"""
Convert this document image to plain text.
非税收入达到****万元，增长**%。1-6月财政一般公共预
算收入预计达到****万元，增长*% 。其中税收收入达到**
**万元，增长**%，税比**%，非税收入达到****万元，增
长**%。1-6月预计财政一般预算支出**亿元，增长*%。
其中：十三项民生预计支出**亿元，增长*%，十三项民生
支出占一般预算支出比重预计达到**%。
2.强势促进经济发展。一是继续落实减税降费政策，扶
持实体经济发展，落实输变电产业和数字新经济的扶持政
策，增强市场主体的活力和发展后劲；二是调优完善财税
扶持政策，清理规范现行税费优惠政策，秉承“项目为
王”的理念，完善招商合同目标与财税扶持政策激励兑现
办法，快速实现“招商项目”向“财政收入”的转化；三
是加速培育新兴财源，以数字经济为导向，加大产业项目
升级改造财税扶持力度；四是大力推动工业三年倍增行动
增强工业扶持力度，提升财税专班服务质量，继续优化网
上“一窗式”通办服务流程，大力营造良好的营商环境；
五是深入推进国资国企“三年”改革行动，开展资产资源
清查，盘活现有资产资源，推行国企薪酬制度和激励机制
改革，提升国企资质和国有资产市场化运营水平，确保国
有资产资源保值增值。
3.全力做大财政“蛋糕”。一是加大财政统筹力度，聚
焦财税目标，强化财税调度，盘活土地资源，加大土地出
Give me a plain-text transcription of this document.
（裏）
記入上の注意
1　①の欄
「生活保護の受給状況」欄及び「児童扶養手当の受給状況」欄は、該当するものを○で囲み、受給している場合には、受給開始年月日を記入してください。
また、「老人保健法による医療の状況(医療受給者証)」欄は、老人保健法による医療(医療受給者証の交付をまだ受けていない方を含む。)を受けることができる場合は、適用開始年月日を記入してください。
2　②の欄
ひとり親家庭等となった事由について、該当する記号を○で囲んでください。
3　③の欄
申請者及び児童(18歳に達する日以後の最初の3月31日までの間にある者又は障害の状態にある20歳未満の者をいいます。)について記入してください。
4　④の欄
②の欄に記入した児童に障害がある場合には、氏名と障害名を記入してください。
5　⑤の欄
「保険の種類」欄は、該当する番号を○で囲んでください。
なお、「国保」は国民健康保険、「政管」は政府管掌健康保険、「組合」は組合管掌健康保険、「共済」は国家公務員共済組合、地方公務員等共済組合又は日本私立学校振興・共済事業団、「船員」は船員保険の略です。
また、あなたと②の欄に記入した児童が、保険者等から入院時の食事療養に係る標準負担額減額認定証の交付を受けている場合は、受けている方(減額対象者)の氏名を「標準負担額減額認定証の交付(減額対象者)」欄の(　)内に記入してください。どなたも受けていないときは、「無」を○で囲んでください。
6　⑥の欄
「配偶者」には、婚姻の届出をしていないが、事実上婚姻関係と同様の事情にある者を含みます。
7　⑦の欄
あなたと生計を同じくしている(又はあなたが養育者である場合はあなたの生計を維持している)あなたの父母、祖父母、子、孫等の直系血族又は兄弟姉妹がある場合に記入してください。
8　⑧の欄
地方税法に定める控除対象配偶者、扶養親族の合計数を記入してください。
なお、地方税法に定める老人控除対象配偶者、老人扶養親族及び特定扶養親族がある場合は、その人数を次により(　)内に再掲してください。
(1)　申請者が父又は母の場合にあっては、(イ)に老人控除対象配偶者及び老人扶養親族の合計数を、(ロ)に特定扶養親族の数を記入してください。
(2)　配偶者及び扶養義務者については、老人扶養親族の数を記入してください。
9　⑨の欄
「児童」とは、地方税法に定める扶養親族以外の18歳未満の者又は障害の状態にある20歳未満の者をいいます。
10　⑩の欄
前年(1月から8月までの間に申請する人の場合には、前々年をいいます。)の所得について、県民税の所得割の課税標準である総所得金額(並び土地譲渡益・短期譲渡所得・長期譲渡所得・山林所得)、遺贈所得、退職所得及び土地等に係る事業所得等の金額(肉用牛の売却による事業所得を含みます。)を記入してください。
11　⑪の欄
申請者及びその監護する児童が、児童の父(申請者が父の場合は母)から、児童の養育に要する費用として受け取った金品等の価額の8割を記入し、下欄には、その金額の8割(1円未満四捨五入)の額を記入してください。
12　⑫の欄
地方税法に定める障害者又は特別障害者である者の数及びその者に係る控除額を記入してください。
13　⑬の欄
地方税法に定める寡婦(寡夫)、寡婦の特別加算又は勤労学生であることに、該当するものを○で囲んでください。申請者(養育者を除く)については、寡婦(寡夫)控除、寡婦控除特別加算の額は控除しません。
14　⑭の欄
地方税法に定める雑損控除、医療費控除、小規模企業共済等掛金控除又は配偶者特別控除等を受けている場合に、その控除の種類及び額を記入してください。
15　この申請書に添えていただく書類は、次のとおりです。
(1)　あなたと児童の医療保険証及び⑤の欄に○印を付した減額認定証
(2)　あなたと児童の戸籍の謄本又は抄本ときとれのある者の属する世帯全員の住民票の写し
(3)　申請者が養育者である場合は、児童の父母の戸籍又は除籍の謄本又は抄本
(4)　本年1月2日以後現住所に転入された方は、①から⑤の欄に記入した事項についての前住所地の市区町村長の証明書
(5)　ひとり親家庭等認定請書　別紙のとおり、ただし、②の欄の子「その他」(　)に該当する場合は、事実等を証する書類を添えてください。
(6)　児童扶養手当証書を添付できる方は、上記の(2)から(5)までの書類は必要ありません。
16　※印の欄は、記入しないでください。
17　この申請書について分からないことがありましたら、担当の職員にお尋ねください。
"""
Locate the word "this" in the records above, and return each line that has it.

Convert this document image to plain text.
Give me a plain-text transcription of this document.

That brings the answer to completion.